* _Set task_: Reproduce the entire listing word for word.

(Stored records)
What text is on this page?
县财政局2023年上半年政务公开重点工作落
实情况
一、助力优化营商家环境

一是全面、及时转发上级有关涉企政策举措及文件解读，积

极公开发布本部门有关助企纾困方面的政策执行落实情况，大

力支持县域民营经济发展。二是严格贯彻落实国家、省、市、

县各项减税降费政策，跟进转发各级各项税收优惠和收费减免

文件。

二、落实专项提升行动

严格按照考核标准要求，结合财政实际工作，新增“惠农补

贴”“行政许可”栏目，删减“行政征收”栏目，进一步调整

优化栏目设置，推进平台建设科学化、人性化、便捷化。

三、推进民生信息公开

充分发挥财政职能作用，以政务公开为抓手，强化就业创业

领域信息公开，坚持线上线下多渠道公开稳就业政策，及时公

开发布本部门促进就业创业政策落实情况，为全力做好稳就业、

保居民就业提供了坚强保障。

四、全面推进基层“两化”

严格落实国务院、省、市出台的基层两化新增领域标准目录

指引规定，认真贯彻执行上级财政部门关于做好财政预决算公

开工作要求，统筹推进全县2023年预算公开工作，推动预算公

* _In response_:
What text is on this page?
县财政局2023年上半年政务公开重点工作落
实情况
一、助力优化营商家环境

一是全面、及时转发上级有关涉企政策举措及文件解读，积

极公开发布本部门有关助企纾困方面的政策执行落实情况，大

力支持县域民营经济发展。二是严格贯彻落实国家、省、市、

县各项减税降费政策，跟进转发各级各项税收优惠和收费减免

文件。

二、落实专项提升行动

严格按照考核标准要求，结合财政实际工作，新增“惠农补

贴”“行政许可”栏目，删减“行政征收”栏目，进一步调整

优化栏目设置，推进平台建设科学化、人性化、便捷化。

三、推进民生信息公开

充分发挥财政职能作用，以政务公开为抓手，强化就业创业

领域信息公开，坚持线上线下多渠道公开稳就业政策，及时公

开发布本部门促进就业创业政策落实情况，为全力做好稳就业、

保居民就业提供了坚强保障。

四、全面推进基层“两化”

严格落实国务院、省、市出台的基层两化新增领域标准目录

指引规定，认真贯彻执行上级财政部门关于做好财政预决算公

开工作要求，统筹推进全县2023年预算公开工作，推动预算公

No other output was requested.